*Short task*: Print all the data, keeping every line exactly as it is.

[Recorded data]
....................

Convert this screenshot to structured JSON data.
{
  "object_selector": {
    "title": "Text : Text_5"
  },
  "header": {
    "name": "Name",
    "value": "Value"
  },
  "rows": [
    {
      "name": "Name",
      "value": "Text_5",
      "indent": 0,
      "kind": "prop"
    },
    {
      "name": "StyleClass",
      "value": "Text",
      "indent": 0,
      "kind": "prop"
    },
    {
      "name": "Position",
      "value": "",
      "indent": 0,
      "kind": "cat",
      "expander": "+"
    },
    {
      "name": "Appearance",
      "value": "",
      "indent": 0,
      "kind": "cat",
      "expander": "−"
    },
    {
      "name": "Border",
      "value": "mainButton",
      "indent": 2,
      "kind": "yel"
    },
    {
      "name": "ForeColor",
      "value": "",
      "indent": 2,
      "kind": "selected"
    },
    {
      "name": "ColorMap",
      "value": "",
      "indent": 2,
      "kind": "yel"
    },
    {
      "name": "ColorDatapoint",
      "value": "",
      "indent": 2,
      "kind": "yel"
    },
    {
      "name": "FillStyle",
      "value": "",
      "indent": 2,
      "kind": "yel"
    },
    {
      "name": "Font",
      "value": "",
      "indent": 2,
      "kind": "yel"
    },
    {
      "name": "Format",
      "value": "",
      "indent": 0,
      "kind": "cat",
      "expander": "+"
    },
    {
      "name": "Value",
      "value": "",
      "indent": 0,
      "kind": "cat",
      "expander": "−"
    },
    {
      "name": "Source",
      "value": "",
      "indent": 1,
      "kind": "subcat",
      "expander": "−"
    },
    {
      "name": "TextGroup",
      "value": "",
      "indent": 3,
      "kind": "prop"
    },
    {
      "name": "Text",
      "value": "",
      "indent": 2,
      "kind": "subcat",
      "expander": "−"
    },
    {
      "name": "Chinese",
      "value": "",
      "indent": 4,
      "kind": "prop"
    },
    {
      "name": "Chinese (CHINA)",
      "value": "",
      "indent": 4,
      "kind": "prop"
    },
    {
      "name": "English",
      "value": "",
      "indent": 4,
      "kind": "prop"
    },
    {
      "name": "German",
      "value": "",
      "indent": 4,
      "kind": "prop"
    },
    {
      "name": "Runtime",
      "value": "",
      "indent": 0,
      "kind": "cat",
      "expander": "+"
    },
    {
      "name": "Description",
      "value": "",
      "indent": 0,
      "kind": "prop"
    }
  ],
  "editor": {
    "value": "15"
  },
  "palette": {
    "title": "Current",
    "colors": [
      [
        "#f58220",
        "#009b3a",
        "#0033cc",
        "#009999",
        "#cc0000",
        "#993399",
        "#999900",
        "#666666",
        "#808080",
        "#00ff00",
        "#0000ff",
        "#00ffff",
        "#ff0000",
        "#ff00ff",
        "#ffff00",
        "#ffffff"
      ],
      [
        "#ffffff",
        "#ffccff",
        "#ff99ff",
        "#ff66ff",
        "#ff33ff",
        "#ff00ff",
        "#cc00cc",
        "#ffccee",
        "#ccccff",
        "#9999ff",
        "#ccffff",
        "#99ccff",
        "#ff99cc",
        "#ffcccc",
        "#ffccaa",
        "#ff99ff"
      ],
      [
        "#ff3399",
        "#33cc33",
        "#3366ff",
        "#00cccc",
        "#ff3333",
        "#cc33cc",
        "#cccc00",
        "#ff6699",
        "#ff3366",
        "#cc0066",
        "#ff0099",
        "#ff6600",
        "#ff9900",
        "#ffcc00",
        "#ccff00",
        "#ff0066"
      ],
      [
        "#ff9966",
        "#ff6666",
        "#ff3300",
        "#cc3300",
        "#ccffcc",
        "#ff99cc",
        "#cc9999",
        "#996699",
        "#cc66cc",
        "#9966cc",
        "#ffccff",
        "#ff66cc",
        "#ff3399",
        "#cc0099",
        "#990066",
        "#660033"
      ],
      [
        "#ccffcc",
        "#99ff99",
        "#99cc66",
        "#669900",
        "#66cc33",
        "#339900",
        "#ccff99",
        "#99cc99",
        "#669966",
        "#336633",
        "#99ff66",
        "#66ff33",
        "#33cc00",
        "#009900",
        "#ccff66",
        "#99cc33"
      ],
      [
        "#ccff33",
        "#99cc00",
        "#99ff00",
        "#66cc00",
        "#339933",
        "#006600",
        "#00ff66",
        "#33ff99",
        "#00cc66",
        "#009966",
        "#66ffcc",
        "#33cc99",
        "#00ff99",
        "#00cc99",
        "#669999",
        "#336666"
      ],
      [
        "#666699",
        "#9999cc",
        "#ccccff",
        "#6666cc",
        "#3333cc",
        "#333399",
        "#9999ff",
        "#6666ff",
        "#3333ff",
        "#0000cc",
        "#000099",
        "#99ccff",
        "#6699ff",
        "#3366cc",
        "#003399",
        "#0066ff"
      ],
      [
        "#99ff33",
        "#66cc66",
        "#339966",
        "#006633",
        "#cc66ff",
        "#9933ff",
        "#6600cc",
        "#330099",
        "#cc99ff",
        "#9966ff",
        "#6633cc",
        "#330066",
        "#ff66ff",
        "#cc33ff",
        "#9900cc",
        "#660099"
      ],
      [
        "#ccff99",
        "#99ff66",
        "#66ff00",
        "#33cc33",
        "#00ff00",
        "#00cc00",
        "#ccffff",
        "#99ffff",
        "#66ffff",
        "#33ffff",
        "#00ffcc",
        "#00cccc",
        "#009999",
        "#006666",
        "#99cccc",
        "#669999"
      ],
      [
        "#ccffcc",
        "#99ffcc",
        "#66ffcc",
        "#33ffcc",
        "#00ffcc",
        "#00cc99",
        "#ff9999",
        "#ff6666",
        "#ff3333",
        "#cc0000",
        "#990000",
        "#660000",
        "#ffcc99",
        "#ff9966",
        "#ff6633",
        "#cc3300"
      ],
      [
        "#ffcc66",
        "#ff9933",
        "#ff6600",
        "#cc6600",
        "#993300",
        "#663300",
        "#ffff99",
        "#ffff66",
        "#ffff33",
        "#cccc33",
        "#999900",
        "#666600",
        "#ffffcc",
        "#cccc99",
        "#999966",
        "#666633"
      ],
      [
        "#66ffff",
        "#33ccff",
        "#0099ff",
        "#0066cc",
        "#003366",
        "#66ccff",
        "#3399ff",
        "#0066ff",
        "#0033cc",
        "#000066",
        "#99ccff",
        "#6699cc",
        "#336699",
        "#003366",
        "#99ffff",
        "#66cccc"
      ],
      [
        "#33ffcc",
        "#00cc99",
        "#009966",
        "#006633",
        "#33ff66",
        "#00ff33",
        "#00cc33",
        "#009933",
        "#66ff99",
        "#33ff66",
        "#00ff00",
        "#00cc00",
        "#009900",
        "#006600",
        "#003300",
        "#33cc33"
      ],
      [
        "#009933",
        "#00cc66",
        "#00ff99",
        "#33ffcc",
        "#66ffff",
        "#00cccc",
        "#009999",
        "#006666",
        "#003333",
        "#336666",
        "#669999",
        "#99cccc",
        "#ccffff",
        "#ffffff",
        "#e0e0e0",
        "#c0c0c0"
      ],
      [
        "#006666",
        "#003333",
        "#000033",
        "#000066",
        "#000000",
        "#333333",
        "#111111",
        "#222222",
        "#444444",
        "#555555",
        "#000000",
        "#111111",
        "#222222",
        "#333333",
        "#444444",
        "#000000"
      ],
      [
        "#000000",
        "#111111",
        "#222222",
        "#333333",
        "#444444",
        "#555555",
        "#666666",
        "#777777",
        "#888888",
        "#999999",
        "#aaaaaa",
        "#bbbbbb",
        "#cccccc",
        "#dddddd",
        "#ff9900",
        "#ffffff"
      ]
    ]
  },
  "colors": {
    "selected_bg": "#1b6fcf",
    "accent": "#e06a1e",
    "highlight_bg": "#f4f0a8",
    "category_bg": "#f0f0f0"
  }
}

....................

*Output of the exercise*:
Convert this screenshot to structured JSON data.
{
  "object_selector": {
    "title": "Text : Text_5"
  },
  "header": {
    "name": "Name",
    "value": "Value"
  },
  "rows": [
    {
      "name": "Name",
      "value": "Text_5",
      "indent": 0,
      "kind": "prop"
    },
    {
      "name": "StyleClass",
      "value": "Text",
      "indent": 0,
      "kind": "prop"
    },
    {
      "name": "Position",
      "value": "",
      "indent": 0,
      "kind": "cat",
      "expander": "+"
    },
    {
      "name": "Appearance",
      "value": "",
      "indent": 0,
      "kind": "cat",
      "expander": "−"
    },
    {
      "name": "Border",
      "value": "mainButton",
      "indent": 2,
      "kind": "yel"
    },
    {
      "name": "ForeColor",
      "value": "",
      "indent": 2,
      "kind": "selected"
    },
    {
      "name": "ColorMap",
      "value": "",
      "indent": 2,
      "kind": "yel"
    },
    {
      "name": "ColorDatapoint",
      "value": "",
      "indent": 2,
      "kind": "yel"
    },
    {
      "name": "FillStyle",
      "value": "",
      "indent": 2,
      "kind": "yel"
    },
    {
      "name": "Font",
      "value": "",
      "indent": 2,
      "kind": "yel"
    },
    {
      "name": "Format",
      "value": "",
      "indent": 0,
      "kind": "cat",
      "expander": "+"
    },
    {
      "name": "Value",
      "value": "",
      "indent": 0,
      "kind": "cat",
      "expander": "−"
    },
    {
      "name": "Source",
      "value": "",
      "indent": 1,
      "kind": "subcat",
      "expander": "−"
    },
    {
      "name": "TextGroup",
      "value": "",
      "indent": 3,
      "kind": "prop"
    },
    {
      "name": "Text",
      "value": "",
      "indent": 2,
      "kind": "subcat",
      "expander": "−"
    },
    {
      "name": "Chinese",
      "value": "",
      "indent": 4,
      "kind": "prop"
    },
    {
      "name": "Chinese (CHINA)",
      "value": "",
      "indent": 4,
      "kind": "prop"
    },
    {
      "name": "English",
      "value": "",
      "indent": 4,
      "kind": "prop"
    },
    {
      "name": "German",
      "value": "",
      "indent": 4,
      "kind": "prop"
    },
    {
      "name": "Runtime",
      "value": "",
      "indent": 0,
      "kind": "cat",
      "expander": "+"
    },
    {
      "name": "Description",
      "value": "",
      "indent": 0,
      "kind": "prop"
    }
  ],
  "editor": {
    "value": "15"
  },
  "palette": {
    "title": "Current",
    "colors": [
      [
        "#f58220",
        "#009b3a",
        "#0033cc",
        "#009999",
        "#cc0000",
        "#993399",
        "#999900",
        "#666666",
        "#808080",
        "#00ff00",
        "#0000ff",
        "#00ffff",
        "#ff0000",
        "#ff00ff",
        "#ffff00",
        "#ffffff"
      ],
      [
        "#ffffff",
        "#ffccff",
        "#ff99ff",
        "#ff66ff",
        "#ff33ff",
        "#ff00ff",
        "#cc00cc",
        "#ffccee",
        "#ccccff",
        "#9999ff",
        "#ccffff",
        "#99ccff",
        "#ff99cc",
        "#ffcccc",
        "#ffccaa",
        "#ff99ff"
      ],
      [
        "#ff3399",
        "#33cc33",
        "#3366ff",
        "#00cccc",
        "#ff3333",
        "#cc33cc",
        "#cccc00",
        "#ff6699",
        "#ff3366",
        "#cc0066",
        "#ff0099",
        "#ff6600",
        "#ff9900",
        "#ffcc00",
        "#ccff00",
        "#ff0066"
      ],
      [
        "#ff9966",
        "#ff6666",
        "#ff3300",
        "#cc3300",
        "#ccffcc",
        "#ff99cc",
        "#cc9999",
        "#996699",
        "#cc66cc",
        "#9966cc",
        "#ffccff",
        "#ff66cc",
        "#ff3399",
        "#cc0099",
        "#990066",
        "#660033"
      ],
      [
        "#ccffcc",
        "#99ff99",
        "#99cc66",
        "#669900",
        "#66cc33",
        "#339900",
        "#ccff99",
        "#99cc99",
        "#669966",
        "#336633",
        "#99ff66",
        "#66ff33",
        "#33cc00",
        "#009900",
        "#ccff66",
        "#99cc33"
      ],
      [
        "#ccff33",
        "#99cc00",
        "#99ff00",
        "#66cc00",
        "#339933",
        "#006600",
        "#00ff66",
        "#33ff99",
        "#00cc66",
        "#009966",
        "#66ffcc",
        "#33cc99",
        "#00ff99",
        "#00cc99",
        "#669999",
        "#336666"
      ],
      [
        "#666699",
        "#9999cc",
        "#ccccff",
        "#6666cc",
        "#3333cc",
        "#333399",
        "#9999ff",
        "#6666ff",
        "#3333ff",
        "#0000cc",
        "#000099",
        "#99ccff",
        "#6699ff",
        "#3366cc",
        "#003399",
        "#0066ff"
      ],
      [
        "#99ff33",
        "#66cc66",
        "#339966",
        "#006633",
        "#cc66ff",
        "#9933ff",
        "#6600cc",
        "#330099",
        "#cc99ff",
        "#9966ff",
        "#6633cc",
        "#330066",
        "#ff66ff",
        "#cc33ff",
        "#9900cc",
        "#660099"
      ],
      [
        "#ccff99",
        "#99ff66",
        "#66ff00",
        "#33cc33",
        "#00ff00",
        "#00cc00",
        "#ccffff",
        "#99ffff",
        "#66ffff",
        "#33ffff",
        "#00ffcc",
        "#00cccc",
        "#009999",
        "#006666",
        "#99cccc",
        "#669999"
      ],
      [
        "#ccffcc",
        "#99ffcc",
        "#66ffcc",
        "#33ffcc",
        "#00ffcc",
        "#00cc99",
        "#ff9999",
        "#ff6666",
        "#ff3333",
        "#cc0000",
        "#990000",
        "#660000",
        "#ffcc99",
        "#ff9966",
        "#ff6633",
        "#cc3300"
      ],
      [
        "#ffcc66",
        "#ff9933",
        "#ff6600",
        "#cc6600",
        "#993300",
        "#663300",
        "#ffff99",
        "#ffff66",
        "#ffff33",
        "#cccc33",
        "#999900",
        "#666600",
        "#ffffcc",
        "#cccc99",
        "#999966",
        "#666633"
      ],
      [
        "#66ffff",
        "#33ccff",
        "#0099ff",
        "#0066cc",
        "#003366",
        "#66ccff",
        "#3399ff",
        "#0066ff",
        "#0033cc",
        "#000066",
        "#99ccff",
        "#6699cc",
        "#336699",
        "#003366",
        "#99ffff",
        "#66cccc"
      ],
      [
        "#33ffcc",
        "#00cc99",
        "#009966",
        "#006633",
        "#33ff66",
        "#00ff33",
        "#00cc33",
        "#009933",
        "#66ff99",
        "#33ff66",
        "#00ff00",
        "#00cc00",
        "#009900",
        "#006600",
        "#003300",
        "#33cc33"
      ],
      [
        "#009933",
        "#00cc66",
        "#00ff99",
        "#33ffcc",
        "#66ffff",
        "#00cccc",
        "#009999",
        "#006666",
        "#003333",
        "#336666",
        "#669999",
        "#99cccc",
        "#ccffff",
        "#ffffff",
        "#e0e0e0",
        "#c0c0c0"
      ],
      [
        "#006666",
        "#003333",
        "#000033",
        "#000066",
        "#000000",
        "#333333",
        "#111111",
        "#222222",
        "#444444",
        "#555555",
        "#000000",
        "#111111",
        "#222222",
        "#333333",
        "#444444",
        "#000000"
      ],
      [
        "#000000",
        "#111111",
        "#222222",
        "#333333",
        "#444444",
        "#555555",
        "#666666",
        "#777777",
        "#888888",
        "#999999",
        "#aaaaaa",
        "#bbbbbb",
        "#cccccc",
        "#dddddd",
        "#ff9900",
        "#ffffff"
      ]
    ]
  },
  "colors": {
    "selected_bg": "#1b6fcf",
    "accent": "#e06a1e",
    "highlight_bg": "#f4f0a8",
    "category_bg": "#f0f0f0"
  }
}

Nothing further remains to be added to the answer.